* Task brief: From the passage on removable hard disk drives, write out everything from "Cartridge-based drives have" down to "remains in production.".
Document text Block Start
Chapter 8. Removable Hard Disk Drives

Although any hard drive can obviously be removed, the term removable hard disk drive refers to hard drives designed to be removed and reinstalled easily, without opening the case or disconnecting and reconnecting cables. There are two distinct types of removable hard disk drives:

Cartridge-based drives

Cartridge-based drives such as the Iomega Jaz and Castlewood ORB use a self-contained, sealed cartridge about the size of a thick 3.5-inch floppy disk. The cartridge contains only the disk itself. The head mechanism resides in the drive. You insert the disk into the drive much as you would a floppy disk. Inserting the disk causes a shutter on the disk to open, allowing the drive's head mechanism to read and write the disk. The Iomega Peerless system instead uses a cartridge that is essentially the HDA (head-disk assembly) of a standard hard drive. Cartridge-based units are available in internal and external versions, using IDE, parallel port, SCSI, USB, PC Card, or FireWire interfaces.

Cartridge-based drives have always been niche products, but are now obsolete in practical terms. Their raison d'être, transferring moderately large data sets between systems, is now better served by a DVD writer or similar industry-standard writable optical drives. For most purposes, cartridge-based drives are now too small, slow, proprietary, and expensive. The Castlewood ORB is the only cartridge-based drive that remains in production.
Document text Block End
Entries provided Block Start
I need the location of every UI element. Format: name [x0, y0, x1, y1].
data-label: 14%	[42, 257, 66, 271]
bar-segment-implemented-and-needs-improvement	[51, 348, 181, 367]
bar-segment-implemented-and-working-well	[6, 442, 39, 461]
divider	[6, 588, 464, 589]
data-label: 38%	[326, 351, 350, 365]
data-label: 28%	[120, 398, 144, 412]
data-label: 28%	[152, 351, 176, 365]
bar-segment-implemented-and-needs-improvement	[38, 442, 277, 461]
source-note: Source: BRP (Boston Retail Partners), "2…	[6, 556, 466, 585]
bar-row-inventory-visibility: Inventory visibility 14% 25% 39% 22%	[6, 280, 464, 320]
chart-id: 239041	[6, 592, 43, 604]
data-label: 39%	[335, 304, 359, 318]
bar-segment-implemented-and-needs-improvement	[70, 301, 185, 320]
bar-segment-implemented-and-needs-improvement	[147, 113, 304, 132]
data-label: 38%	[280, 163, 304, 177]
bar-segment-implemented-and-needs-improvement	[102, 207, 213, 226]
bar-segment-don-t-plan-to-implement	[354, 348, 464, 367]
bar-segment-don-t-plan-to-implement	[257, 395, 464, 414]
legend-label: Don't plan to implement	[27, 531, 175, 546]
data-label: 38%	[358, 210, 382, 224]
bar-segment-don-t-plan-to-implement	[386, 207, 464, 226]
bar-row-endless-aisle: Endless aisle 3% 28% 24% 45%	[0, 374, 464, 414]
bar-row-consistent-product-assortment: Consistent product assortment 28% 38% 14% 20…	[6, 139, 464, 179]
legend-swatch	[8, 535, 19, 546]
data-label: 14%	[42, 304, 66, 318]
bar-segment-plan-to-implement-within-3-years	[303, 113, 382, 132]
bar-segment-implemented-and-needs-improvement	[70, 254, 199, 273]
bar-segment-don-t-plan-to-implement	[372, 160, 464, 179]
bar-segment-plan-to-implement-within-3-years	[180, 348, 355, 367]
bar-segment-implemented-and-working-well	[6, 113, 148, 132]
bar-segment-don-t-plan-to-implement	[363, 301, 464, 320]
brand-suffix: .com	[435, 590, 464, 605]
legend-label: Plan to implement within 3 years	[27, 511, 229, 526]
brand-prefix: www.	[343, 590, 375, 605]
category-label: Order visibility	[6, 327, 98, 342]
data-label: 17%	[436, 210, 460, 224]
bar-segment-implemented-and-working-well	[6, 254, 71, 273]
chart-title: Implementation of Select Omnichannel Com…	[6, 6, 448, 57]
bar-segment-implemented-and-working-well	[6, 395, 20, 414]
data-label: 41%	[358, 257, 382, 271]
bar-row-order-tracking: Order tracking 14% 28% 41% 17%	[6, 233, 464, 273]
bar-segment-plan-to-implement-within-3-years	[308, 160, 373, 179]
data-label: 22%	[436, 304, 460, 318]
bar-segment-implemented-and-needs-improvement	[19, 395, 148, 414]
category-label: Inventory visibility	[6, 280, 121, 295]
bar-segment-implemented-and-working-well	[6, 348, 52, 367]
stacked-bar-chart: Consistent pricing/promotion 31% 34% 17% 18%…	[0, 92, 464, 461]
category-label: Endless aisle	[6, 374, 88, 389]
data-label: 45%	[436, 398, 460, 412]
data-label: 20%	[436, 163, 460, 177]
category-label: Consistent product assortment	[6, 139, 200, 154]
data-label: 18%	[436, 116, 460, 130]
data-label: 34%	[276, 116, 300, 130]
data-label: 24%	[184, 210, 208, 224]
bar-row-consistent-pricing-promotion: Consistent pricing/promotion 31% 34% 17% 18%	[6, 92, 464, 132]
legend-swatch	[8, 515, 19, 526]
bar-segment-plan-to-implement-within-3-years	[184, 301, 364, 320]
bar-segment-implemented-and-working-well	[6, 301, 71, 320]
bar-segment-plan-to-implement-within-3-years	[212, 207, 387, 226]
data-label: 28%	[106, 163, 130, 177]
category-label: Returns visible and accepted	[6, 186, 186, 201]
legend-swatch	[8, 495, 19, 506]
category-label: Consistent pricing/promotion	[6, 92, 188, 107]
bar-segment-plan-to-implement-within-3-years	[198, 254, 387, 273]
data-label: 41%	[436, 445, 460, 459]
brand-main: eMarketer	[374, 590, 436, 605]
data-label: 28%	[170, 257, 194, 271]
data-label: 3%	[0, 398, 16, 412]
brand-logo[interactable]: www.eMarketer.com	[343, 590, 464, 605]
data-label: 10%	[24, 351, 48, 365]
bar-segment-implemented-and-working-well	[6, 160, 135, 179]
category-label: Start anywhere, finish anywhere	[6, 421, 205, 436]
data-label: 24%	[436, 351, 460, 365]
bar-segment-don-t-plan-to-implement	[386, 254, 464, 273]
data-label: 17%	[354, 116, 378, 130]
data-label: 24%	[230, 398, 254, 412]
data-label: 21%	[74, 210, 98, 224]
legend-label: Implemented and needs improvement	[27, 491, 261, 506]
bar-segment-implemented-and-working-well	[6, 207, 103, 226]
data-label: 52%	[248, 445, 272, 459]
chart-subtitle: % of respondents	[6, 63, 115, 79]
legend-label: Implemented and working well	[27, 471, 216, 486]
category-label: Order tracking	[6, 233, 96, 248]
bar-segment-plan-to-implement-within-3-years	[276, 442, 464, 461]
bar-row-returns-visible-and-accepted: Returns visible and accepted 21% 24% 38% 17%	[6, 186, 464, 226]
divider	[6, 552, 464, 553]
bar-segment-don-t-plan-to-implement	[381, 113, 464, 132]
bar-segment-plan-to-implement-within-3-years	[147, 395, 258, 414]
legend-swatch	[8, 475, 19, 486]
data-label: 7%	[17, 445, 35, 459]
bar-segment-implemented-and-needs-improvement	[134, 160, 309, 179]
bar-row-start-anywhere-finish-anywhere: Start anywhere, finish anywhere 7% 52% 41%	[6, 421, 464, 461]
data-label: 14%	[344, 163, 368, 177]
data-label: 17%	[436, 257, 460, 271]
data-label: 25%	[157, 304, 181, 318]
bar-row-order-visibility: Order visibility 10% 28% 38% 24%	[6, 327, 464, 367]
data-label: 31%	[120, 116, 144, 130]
Entries provided Block End
* Solution to the problem:
Cartridge-based drives have always been niche products, but are now obsolete in practical terms. Their raison d'être, transferring moderately large data sets between systems, is now better served by a DVD writer or similar industry-standard writable optical drives. For most purposes, cartridge-based drives are now too small, slow, proprietary, and expensive. The Castlewood ORB is the only cartridge-based drive that remains in production.